## What you need to do
Find each line with the word "screenshot" and copy it.
***
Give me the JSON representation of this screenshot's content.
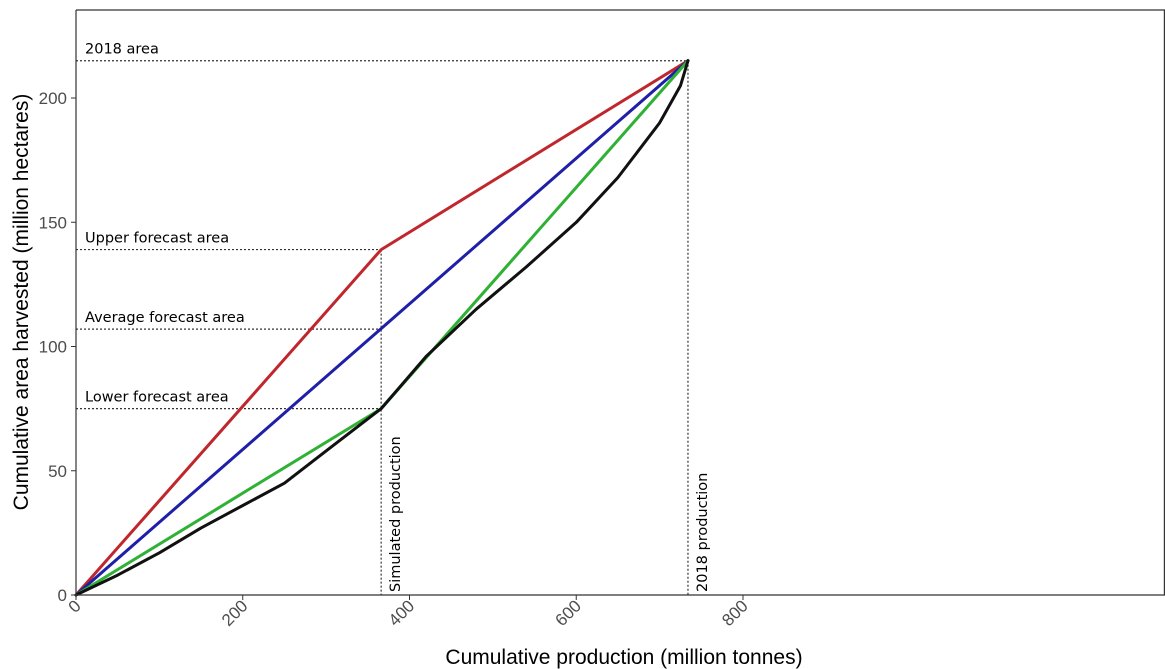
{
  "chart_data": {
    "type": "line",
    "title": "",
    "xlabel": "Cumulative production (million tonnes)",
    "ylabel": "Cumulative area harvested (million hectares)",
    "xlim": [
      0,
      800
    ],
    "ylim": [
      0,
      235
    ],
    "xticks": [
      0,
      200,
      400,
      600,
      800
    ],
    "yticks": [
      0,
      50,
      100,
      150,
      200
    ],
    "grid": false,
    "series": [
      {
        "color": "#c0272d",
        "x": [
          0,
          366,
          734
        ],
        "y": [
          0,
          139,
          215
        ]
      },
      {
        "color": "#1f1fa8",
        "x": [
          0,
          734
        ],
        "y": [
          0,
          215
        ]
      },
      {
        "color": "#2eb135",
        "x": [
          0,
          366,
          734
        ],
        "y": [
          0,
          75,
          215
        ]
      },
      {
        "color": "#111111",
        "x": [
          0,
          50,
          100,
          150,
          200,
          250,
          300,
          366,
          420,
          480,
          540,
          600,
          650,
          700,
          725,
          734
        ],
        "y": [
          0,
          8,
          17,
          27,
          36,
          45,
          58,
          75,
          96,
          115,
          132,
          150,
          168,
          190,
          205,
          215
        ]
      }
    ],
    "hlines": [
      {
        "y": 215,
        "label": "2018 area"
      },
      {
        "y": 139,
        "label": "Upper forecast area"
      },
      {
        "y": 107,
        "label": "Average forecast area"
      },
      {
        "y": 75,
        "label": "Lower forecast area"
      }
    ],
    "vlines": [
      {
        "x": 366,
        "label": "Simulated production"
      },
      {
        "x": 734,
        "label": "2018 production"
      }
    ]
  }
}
***
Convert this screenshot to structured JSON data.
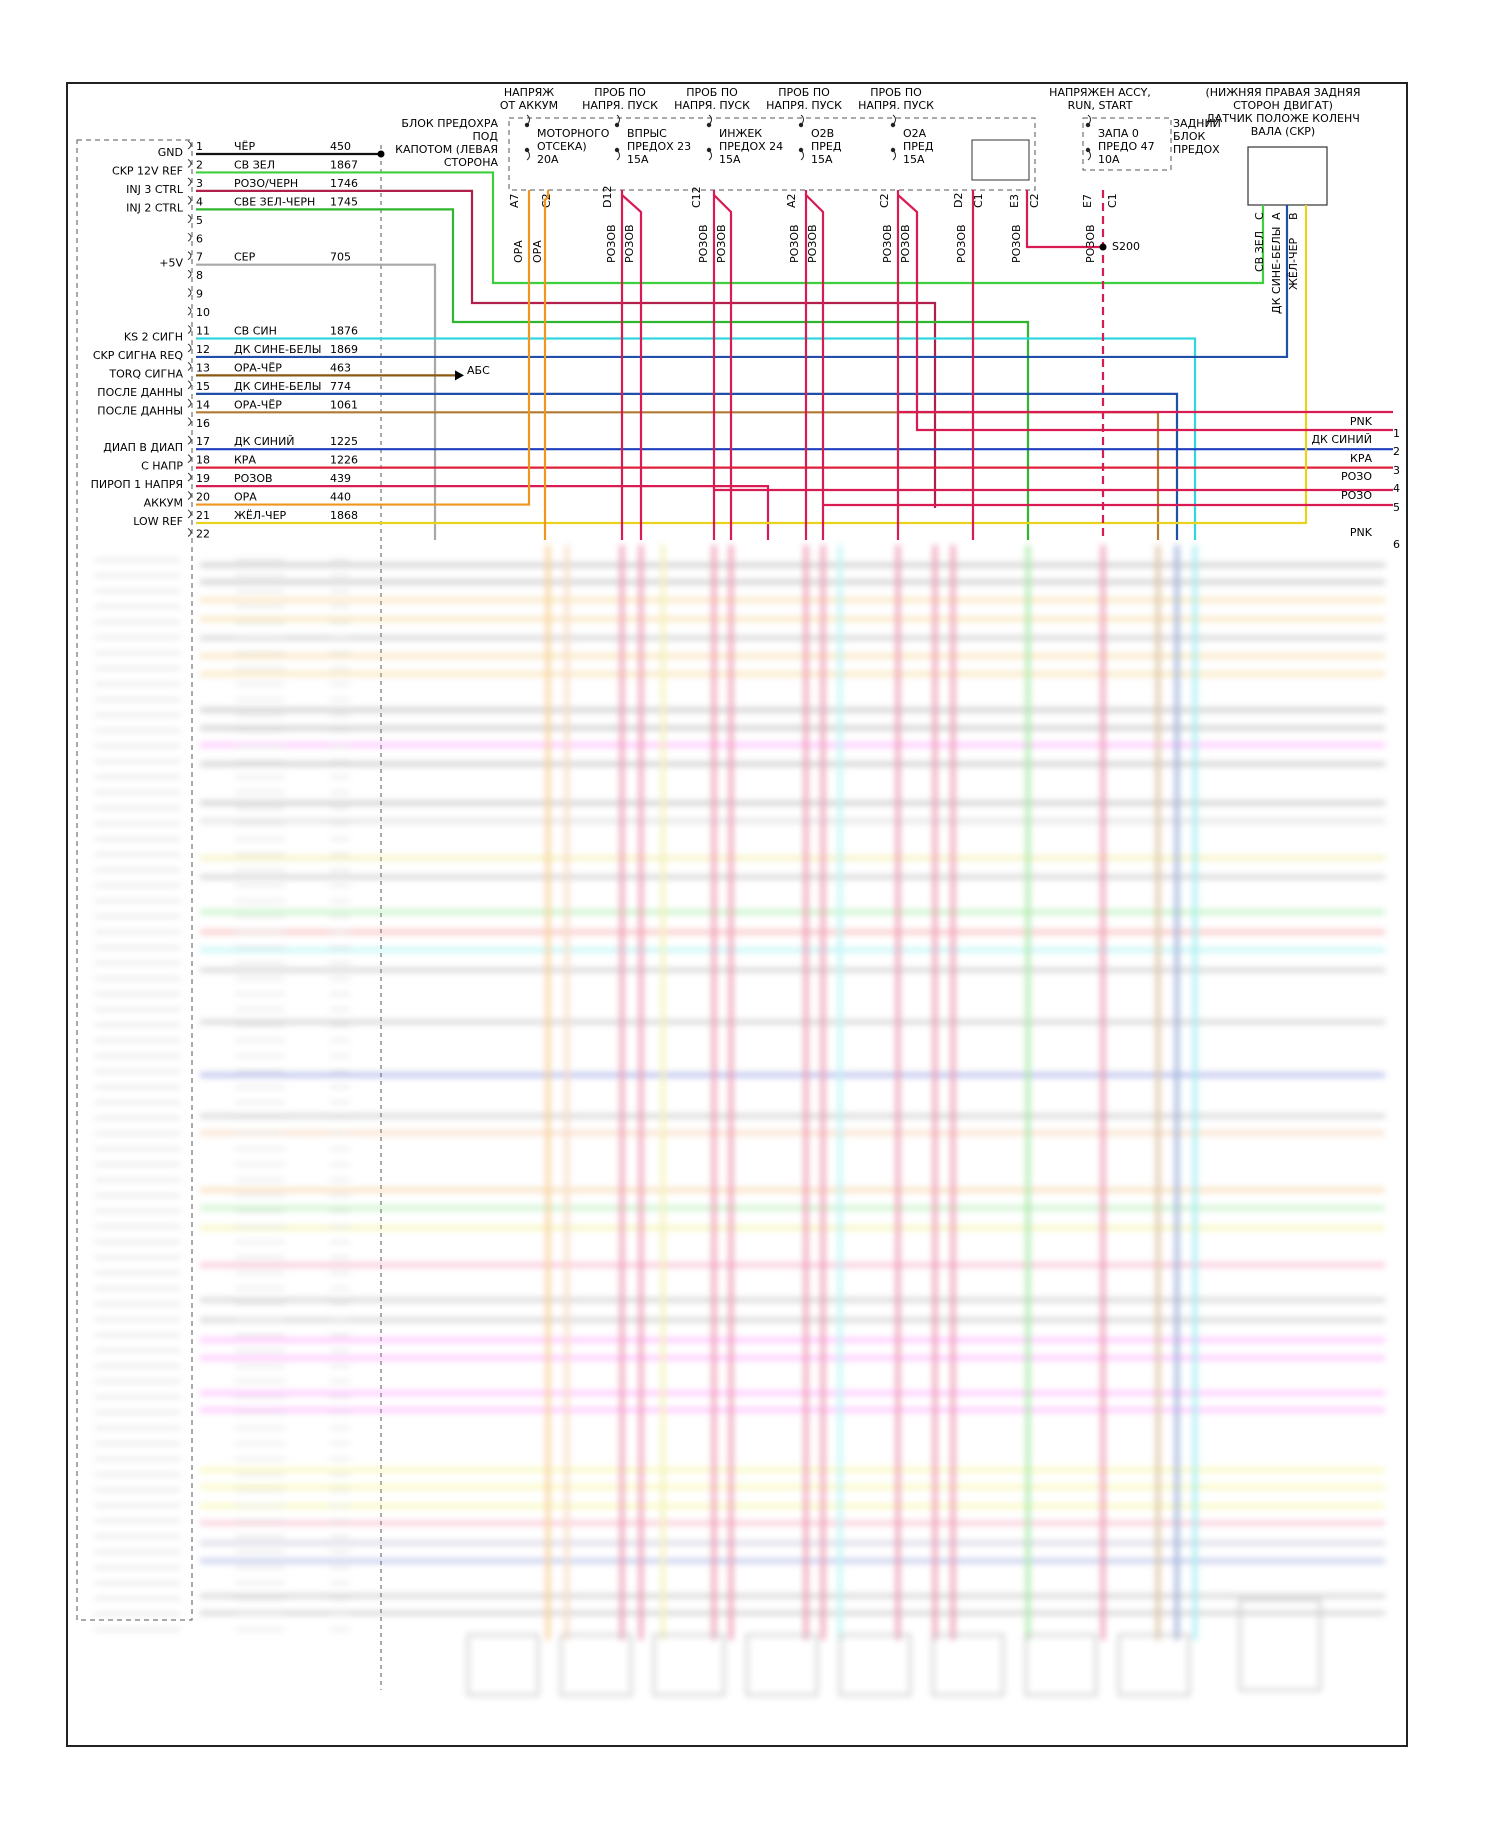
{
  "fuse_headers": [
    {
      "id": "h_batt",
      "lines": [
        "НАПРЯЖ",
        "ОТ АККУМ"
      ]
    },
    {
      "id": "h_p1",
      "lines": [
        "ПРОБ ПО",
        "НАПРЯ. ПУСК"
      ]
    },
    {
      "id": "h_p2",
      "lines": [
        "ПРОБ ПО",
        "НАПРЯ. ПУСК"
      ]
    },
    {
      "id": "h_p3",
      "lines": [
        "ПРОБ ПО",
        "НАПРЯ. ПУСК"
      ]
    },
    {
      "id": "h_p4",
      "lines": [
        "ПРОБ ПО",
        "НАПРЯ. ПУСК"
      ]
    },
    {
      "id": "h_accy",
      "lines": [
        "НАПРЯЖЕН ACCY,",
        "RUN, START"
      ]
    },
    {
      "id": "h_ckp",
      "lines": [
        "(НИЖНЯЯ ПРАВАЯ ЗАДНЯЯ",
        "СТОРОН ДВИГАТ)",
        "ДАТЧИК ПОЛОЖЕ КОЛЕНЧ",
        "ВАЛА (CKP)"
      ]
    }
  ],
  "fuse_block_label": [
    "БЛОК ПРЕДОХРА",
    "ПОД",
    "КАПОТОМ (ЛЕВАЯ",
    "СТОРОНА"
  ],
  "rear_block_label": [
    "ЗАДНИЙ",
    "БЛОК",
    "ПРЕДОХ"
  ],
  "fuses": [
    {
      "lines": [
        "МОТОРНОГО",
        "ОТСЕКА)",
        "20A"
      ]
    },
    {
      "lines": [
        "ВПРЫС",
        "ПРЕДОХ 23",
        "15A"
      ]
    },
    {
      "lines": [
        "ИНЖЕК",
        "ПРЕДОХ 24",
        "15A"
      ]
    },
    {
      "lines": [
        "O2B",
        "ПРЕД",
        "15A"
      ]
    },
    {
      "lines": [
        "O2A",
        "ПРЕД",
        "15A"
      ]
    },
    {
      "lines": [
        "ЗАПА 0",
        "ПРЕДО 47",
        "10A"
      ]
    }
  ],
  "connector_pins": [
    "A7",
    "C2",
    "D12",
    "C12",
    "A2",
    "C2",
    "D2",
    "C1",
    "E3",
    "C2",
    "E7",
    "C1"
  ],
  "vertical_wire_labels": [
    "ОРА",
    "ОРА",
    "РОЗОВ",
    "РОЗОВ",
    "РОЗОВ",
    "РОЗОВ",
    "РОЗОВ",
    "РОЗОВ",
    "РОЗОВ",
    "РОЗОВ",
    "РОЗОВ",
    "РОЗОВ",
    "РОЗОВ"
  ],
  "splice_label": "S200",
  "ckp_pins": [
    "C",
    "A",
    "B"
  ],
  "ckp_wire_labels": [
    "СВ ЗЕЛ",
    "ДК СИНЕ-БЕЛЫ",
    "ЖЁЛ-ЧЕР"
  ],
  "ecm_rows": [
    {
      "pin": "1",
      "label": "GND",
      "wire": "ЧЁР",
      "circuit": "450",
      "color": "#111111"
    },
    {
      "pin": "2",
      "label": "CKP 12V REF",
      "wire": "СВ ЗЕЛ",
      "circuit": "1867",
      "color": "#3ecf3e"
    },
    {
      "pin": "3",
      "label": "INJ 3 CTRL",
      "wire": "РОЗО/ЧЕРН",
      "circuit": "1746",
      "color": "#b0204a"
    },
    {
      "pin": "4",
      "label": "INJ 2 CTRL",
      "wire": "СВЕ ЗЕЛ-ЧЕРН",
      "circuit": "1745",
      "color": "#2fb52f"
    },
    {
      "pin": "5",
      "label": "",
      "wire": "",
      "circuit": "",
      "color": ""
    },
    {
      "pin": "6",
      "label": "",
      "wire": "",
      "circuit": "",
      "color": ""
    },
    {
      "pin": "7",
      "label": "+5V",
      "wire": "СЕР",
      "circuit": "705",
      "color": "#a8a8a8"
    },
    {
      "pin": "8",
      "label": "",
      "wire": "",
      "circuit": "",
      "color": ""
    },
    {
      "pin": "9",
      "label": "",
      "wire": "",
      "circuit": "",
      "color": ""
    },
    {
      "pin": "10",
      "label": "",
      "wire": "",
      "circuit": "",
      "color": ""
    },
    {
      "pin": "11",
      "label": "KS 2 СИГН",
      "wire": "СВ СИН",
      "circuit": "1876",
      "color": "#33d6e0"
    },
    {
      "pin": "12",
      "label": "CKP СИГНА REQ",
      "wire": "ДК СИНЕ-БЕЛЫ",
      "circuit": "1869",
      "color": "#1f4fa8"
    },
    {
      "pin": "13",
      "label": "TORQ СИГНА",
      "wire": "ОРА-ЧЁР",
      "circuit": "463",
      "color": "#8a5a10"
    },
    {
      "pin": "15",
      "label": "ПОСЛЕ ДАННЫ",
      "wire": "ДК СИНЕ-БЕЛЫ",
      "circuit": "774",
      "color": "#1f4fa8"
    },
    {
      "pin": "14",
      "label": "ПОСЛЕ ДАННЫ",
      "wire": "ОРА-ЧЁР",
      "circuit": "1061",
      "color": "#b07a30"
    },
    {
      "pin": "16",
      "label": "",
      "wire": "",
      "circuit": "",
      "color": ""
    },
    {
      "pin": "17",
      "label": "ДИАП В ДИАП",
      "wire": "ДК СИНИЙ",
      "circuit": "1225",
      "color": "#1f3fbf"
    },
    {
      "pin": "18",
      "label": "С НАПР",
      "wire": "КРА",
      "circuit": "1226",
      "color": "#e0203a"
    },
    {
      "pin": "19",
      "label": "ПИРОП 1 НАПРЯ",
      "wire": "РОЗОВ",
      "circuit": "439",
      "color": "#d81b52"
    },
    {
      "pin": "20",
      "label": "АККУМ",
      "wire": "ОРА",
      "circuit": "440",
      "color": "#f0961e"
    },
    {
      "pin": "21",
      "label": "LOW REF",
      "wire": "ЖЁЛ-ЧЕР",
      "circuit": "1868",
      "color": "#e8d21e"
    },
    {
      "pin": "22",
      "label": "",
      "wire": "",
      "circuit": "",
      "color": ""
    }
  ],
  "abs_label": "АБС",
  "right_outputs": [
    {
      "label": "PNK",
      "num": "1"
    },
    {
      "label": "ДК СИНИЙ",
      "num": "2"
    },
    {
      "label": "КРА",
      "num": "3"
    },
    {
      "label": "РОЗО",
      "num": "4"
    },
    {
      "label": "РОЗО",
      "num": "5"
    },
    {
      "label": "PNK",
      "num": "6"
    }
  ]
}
***
## Complete output
Give me the JSON representation of this screenshot's content.
Convert this screenshot to structured JSON data.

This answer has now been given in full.